**To do:** Quote the records below in full, exactly as given, with the images taken out.

**A block of data:**
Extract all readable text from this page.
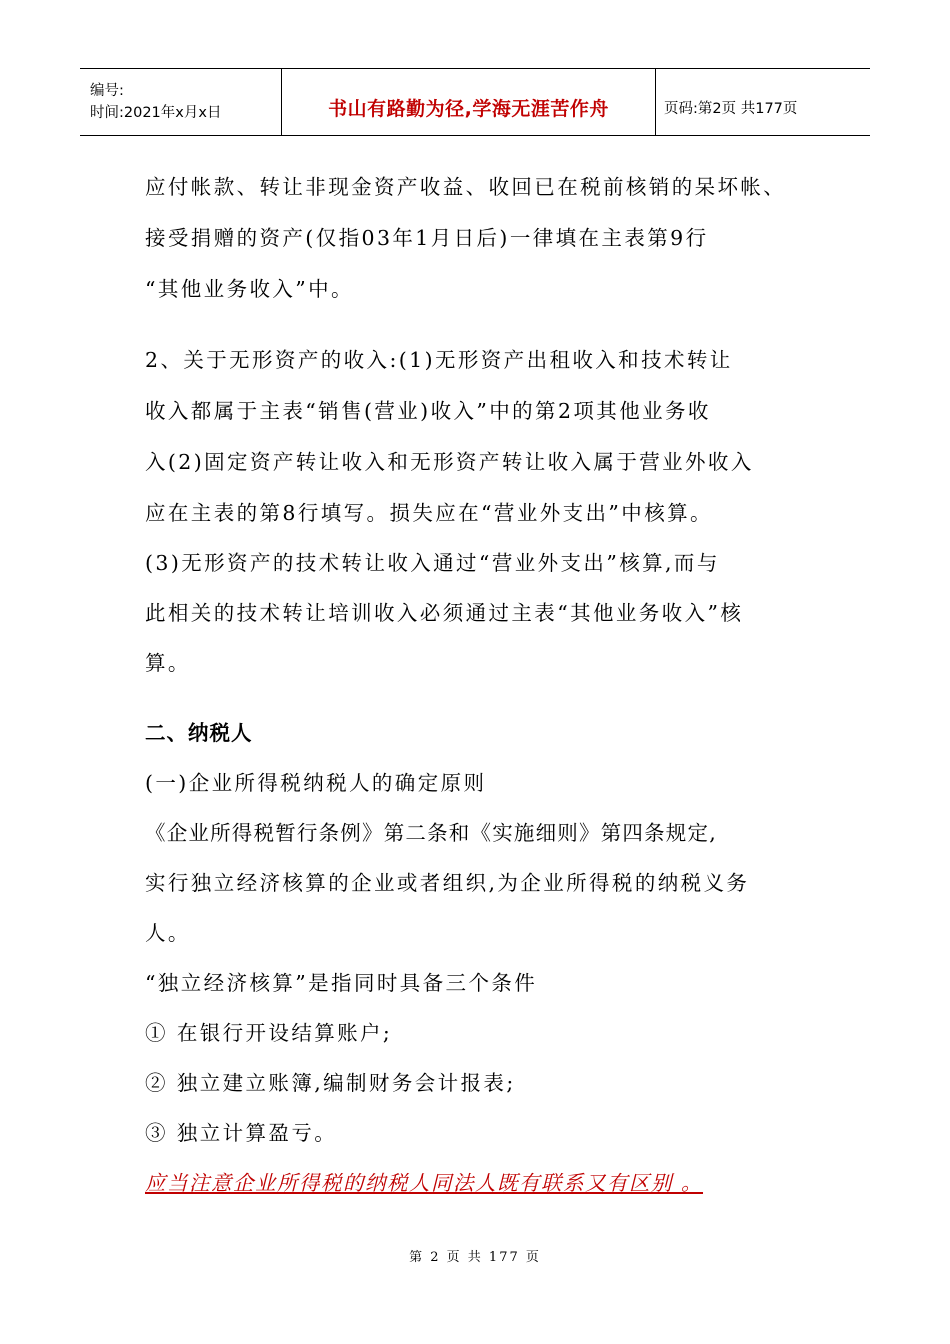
编号:
时间:2021年x月x日	书山有路勤为径,学海无涯苦作舟	页码:第2页 共177页
应付帐款、转让非现金资产收益、收回已在税前核销的呆坏帐、
接受捐赠的资产(仅指03年1月日后)一律填在主表第9行
“其他业务收入”中。
2、关于无形资产的收入:(1)无形资产出租收入和技术转让
收入都属于主表“销售(营业)收入”中的第2项其他业务收
入(2)固定资产转让收入和无形资产转让收入属于营业外收入
应在主表的第8行填写。损失应在“营业外支出”中核算。
(3)无形资产的技术转让收入通过“营业外支出”核算,而与
此相关的技术转让培训收入必须通过主表“其他业务收入”核
算。
二、纳税人
(一)企业所得税纳税人的确定原则
《企业所得税暂行条例》第二条和《实施细则》第四条规定,
实行独立经济核算的企业或者组织,为企业所得税的纳税义务
人。
“独立经济核算”是指同时具备三个条件
① 在银行开设结算账户;
② 独立建立账簿,编制财务会计报表;
③ 独立计算盈亏。
应当注意企业所得税的纳税人同法人既有联系又有区别 。
第 2 页 共 177 页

**Exercise answer:**
Extract all readable text from this page.
编号:
时间:2021年x月x日	书山有路勤为径,学海无涯苦作舟	页码:第2页 共177页
应付帐款、转让非现金资产收益、收回已在税前核销的呆坏帐、
接受捐赠的资产(仅指03年1月日后)一律填在主表第9行
“其他业务收入”中。
2、关于无形资产的收入:(1)无形资产出租收入和技术转让
收入都属于主表“销售(营业)收入”中的第2项其他业务收
入(2)固定资产转让收入和无形资产转让收入属于营业外收入
应在主表的第8行填写。损失应在“营业外支出”中核算。
(3)无形资产的技术转让收入通过“营业外支出”核算,而与
此相关的技术转让培训收入必须通过主表“其他业务收入”核
算。
二、纳税人
(一)企业所得税纳税人的确定原则
《企业所得税暂行条例》第二条和《实施细则》第四条规定,
实行独立经济核算的企业或者组织,为企业所得税的纳税义务
人。
“独立经济核算”是指同时具备三个条件
① 在银行开设结算账户;
② 独立建立账簿,编制财务会计报表;
③ 独立计算盈亏。
应当注意企业所得税的纳税人同法人既有联系又有区别 。
第 2 页 共 177 页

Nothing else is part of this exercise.